[Dataset excerpt]
+ + +

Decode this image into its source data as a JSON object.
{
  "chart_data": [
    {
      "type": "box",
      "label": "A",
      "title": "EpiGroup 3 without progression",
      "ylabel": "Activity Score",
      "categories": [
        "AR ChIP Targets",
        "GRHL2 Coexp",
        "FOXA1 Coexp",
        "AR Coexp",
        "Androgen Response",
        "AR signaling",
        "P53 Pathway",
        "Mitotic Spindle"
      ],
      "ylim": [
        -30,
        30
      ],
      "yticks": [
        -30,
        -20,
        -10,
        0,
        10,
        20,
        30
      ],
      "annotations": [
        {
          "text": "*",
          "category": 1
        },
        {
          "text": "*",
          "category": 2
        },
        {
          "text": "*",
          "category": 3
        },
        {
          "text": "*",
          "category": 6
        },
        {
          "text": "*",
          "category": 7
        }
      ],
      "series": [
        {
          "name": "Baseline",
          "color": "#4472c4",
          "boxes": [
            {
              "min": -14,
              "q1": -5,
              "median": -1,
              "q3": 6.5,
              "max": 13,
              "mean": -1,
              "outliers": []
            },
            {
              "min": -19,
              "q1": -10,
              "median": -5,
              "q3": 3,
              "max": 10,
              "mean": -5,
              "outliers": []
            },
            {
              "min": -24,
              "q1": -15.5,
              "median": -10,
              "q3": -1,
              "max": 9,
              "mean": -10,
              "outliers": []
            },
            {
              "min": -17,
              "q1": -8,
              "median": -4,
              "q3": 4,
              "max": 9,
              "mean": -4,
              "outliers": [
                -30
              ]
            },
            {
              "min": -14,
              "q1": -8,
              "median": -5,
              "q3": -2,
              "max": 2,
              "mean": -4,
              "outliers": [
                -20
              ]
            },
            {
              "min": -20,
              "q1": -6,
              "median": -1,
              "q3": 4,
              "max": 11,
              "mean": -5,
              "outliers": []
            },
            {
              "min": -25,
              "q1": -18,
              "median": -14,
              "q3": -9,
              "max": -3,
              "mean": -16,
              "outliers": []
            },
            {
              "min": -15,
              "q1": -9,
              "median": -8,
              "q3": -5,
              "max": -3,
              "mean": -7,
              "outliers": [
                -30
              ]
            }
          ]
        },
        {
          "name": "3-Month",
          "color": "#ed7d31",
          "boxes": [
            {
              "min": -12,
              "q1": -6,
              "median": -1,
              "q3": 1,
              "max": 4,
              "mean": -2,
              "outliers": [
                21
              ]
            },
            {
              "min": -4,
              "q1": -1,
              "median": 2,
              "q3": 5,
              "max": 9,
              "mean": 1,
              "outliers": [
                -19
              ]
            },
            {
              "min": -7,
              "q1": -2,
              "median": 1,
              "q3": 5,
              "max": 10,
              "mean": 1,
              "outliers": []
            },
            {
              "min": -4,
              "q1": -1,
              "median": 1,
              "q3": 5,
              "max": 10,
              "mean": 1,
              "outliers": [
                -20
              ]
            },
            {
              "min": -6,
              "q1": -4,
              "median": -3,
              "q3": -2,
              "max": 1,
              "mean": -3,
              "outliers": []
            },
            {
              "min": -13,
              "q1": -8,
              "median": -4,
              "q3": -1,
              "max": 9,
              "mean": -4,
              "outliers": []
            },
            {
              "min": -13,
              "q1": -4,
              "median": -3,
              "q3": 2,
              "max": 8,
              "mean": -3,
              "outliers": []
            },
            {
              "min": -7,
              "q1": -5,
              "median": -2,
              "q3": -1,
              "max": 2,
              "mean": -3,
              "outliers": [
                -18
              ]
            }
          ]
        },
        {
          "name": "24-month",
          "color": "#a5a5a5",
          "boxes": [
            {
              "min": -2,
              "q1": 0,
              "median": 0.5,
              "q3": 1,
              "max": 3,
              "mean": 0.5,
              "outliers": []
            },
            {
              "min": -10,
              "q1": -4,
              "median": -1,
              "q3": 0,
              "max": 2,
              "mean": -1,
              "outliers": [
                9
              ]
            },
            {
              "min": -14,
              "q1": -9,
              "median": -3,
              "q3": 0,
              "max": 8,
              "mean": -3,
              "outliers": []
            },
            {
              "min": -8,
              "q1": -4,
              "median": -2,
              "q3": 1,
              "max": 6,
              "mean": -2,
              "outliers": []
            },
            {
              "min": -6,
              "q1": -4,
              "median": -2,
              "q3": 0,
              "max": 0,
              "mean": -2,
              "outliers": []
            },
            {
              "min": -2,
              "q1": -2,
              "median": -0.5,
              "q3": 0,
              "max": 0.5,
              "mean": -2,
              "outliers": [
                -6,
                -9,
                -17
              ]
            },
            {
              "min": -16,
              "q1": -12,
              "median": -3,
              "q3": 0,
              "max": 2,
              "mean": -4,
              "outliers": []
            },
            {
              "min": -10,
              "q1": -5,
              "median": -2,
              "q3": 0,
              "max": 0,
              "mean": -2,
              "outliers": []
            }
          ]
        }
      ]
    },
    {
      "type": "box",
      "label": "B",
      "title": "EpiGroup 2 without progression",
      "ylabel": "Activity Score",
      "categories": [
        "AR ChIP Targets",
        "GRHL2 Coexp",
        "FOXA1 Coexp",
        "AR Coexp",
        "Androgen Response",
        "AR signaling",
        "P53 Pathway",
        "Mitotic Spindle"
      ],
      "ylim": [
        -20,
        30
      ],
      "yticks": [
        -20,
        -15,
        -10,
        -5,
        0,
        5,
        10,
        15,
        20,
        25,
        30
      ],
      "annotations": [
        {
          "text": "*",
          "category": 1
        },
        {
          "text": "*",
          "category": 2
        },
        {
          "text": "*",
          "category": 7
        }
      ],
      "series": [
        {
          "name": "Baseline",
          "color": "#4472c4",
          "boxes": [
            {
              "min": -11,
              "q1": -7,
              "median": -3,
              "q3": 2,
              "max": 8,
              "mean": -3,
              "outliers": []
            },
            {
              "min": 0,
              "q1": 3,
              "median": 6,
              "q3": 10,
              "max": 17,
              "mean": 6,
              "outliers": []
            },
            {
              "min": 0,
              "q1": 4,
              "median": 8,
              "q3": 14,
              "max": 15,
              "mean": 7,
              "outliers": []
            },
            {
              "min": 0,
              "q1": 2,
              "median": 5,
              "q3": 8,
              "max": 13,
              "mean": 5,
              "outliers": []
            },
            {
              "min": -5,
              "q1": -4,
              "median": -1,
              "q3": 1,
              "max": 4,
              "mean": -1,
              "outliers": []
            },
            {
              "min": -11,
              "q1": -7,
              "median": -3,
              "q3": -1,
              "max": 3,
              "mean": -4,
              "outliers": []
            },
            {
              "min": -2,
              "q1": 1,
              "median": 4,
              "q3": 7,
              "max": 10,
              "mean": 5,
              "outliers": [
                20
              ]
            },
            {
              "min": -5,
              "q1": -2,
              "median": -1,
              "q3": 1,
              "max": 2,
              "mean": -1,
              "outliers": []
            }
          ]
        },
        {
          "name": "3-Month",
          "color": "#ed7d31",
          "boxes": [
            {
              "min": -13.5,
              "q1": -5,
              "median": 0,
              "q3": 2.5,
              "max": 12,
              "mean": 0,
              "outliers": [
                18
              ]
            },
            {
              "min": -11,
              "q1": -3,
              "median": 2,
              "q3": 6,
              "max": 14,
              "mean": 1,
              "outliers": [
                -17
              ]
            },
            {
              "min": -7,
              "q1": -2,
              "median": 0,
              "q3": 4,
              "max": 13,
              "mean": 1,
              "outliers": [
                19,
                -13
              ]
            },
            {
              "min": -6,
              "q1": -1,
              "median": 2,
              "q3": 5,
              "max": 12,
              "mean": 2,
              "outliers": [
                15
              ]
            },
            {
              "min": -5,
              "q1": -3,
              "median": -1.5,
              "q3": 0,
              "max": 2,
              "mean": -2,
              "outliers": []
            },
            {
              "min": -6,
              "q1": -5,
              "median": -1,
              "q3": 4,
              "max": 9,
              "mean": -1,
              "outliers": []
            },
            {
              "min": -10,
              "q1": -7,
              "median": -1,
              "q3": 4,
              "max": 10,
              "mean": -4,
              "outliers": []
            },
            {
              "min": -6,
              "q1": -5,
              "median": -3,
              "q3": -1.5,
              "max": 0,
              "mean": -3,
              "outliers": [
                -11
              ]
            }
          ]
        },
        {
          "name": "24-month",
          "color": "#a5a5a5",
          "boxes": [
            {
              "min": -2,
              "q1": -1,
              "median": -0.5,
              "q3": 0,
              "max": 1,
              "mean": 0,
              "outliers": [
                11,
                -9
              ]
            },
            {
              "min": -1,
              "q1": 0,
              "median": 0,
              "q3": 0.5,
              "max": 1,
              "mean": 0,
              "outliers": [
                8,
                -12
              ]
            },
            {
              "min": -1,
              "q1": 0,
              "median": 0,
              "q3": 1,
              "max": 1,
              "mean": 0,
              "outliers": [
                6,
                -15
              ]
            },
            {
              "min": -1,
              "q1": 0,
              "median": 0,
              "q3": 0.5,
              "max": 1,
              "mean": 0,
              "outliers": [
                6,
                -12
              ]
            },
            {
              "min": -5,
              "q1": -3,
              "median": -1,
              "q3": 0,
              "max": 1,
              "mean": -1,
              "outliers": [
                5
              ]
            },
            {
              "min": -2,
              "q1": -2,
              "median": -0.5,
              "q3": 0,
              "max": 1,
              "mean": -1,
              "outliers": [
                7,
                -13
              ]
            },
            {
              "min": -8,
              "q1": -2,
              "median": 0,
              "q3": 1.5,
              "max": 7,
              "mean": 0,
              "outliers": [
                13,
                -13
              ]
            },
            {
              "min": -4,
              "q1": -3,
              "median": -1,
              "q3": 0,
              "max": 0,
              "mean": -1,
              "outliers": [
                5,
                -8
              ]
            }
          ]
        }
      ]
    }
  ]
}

+ + +

● Written task: Scan the listing above. Collect all lines with the word "title".

● Written response:
      "title": "EpiGroup 3 without progression",
      "title": "EpiGroup 2 without progression",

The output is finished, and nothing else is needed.